AIM — What is the number of lines containing the word "Отношение"? Give that number alone.

[Chart and figure data]
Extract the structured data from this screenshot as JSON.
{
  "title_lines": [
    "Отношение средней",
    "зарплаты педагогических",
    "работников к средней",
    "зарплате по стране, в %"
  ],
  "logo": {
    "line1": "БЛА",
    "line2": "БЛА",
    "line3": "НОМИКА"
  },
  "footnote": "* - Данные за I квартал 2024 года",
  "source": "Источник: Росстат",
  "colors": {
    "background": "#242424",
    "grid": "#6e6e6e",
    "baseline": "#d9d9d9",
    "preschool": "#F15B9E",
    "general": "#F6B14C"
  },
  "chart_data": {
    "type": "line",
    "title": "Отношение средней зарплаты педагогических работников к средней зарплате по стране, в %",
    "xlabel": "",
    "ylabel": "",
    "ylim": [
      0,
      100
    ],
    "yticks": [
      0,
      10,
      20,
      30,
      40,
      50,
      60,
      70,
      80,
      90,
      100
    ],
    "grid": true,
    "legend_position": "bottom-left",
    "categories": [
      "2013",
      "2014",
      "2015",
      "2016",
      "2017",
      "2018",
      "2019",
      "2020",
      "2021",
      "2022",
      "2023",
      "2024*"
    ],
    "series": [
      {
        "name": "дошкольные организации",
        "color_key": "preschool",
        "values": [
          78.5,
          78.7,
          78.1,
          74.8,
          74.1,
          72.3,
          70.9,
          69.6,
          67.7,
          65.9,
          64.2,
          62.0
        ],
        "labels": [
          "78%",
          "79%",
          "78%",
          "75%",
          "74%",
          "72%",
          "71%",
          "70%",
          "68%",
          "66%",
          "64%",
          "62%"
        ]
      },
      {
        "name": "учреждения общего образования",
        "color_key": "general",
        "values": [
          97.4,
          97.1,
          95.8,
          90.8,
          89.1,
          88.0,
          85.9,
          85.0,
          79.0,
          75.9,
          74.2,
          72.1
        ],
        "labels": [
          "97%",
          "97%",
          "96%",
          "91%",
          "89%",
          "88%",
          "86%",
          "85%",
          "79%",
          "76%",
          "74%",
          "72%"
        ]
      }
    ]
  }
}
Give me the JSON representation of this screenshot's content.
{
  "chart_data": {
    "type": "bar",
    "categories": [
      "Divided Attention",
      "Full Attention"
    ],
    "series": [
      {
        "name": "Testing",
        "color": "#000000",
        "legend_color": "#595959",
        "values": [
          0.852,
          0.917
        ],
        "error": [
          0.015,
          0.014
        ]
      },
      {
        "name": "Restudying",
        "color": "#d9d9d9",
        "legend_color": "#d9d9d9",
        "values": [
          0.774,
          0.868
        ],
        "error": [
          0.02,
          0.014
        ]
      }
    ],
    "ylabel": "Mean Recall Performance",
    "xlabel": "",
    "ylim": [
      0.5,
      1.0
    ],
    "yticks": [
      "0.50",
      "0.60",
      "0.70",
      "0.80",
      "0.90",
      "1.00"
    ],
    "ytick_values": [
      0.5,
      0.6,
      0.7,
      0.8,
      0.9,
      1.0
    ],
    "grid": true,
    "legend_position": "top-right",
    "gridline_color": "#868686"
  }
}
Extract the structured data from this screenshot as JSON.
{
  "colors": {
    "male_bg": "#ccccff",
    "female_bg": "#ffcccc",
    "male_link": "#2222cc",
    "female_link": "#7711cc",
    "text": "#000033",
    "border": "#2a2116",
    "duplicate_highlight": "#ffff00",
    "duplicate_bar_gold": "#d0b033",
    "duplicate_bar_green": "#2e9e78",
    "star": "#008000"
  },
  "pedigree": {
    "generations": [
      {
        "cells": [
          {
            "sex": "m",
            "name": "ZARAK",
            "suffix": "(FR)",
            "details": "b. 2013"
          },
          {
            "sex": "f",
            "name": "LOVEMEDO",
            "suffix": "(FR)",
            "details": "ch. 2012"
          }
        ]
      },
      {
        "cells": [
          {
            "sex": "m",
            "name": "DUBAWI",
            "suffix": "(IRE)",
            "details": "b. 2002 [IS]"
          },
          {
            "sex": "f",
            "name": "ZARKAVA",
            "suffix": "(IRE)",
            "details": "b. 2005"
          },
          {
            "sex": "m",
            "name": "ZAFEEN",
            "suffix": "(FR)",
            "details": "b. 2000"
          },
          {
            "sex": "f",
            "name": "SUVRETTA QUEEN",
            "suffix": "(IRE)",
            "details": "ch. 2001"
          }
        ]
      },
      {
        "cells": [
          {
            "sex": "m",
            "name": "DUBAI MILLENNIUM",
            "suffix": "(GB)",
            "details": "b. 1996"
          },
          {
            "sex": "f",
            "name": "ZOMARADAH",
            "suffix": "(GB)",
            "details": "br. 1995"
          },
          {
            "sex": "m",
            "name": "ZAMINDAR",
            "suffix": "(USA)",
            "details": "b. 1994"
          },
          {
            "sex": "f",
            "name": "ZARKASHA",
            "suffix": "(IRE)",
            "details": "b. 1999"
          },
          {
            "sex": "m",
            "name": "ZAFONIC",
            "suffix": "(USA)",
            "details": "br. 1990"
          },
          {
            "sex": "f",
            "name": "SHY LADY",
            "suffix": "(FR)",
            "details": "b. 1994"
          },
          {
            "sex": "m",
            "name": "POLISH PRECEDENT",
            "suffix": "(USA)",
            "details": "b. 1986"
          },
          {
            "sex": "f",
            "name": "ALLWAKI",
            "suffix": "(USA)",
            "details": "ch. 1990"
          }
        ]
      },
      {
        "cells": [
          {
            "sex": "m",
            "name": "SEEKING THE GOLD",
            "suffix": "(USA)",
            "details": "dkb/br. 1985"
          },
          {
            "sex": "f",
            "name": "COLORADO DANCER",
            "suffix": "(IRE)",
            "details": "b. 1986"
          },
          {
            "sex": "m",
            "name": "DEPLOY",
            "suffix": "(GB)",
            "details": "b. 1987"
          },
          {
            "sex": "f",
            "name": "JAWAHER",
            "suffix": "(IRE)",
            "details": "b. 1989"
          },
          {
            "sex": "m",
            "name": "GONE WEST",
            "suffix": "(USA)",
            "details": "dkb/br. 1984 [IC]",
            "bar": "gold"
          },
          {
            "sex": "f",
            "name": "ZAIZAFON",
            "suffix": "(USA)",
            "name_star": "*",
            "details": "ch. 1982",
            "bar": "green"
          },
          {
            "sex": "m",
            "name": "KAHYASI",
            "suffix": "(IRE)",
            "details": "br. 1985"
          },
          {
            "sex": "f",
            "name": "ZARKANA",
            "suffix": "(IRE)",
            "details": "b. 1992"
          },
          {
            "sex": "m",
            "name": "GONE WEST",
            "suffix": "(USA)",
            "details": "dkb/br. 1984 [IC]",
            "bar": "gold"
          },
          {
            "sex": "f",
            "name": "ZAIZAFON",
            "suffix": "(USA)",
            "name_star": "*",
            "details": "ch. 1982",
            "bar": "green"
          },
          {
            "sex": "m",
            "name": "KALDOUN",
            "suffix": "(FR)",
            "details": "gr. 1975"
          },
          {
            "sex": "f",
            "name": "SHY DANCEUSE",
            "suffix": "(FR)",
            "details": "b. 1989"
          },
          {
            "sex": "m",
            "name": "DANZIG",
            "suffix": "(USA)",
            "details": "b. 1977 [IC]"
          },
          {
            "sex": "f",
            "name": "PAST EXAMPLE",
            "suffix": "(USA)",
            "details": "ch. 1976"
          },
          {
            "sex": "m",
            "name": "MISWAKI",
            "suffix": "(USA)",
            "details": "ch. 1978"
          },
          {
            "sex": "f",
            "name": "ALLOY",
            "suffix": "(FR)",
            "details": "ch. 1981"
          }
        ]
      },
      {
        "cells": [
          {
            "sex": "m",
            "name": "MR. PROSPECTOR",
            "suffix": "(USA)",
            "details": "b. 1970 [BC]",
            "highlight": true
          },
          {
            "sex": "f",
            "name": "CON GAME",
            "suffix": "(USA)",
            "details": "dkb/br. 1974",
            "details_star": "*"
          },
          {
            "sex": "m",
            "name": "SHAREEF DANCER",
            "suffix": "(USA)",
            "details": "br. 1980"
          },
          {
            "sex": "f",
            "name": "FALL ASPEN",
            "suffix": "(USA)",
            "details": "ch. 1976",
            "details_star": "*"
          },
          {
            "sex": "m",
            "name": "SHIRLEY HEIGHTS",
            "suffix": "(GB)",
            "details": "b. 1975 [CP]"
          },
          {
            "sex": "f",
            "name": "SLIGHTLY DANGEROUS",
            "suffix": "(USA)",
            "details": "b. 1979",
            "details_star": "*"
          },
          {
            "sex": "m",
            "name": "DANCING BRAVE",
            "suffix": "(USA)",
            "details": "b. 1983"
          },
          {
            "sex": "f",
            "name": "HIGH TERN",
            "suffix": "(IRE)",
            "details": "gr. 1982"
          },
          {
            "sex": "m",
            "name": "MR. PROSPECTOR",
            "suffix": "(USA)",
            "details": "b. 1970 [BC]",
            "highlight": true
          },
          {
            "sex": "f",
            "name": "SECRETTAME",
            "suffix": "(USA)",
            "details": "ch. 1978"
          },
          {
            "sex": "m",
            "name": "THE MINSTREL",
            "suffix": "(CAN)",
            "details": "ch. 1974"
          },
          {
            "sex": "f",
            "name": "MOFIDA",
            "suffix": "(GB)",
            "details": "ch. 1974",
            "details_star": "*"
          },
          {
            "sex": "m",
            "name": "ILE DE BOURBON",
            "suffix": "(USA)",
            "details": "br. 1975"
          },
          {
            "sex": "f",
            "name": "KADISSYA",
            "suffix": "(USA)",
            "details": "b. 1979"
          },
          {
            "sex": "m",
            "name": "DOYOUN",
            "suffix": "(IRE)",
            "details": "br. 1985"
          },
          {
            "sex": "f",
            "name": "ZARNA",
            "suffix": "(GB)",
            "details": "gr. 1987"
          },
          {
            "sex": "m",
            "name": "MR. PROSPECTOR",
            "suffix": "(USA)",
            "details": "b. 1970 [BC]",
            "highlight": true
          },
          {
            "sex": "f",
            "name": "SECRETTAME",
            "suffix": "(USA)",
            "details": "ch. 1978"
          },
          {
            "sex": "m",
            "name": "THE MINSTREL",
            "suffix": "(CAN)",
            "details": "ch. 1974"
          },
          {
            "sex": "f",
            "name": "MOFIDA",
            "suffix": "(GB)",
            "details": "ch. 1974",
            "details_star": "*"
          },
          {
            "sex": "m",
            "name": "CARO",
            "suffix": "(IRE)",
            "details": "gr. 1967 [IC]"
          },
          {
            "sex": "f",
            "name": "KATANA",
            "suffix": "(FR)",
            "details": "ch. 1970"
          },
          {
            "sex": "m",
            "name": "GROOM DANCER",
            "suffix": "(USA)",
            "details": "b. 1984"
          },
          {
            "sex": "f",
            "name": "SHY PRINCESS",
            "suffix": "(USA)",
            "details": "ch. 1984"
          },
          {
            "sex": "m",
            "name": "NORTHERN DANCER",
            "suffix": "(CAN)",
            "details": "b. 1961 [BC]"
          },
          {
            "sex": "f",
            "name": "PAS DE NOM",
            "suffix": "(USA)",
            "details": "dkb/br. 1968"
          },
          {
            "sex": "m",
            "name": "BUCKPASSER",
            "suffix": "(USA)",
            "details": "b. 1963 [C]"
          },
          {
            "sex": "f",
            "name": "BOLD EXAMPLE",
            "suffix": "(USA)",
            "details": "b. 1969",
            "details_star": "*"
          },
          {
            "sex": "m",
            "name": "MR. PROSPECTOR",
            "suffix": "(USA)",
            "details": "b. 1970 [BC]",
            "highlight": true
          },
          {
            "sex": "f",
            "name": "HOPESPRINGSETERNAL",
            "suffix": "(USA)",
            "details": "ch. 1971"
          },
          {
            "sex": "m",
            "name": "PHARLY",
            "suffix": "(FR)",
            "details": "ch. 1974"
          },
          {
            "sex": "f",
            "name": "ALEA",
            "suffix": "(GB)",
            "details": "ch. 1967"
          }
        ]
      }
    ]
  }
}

OUTPUT BELOW — 2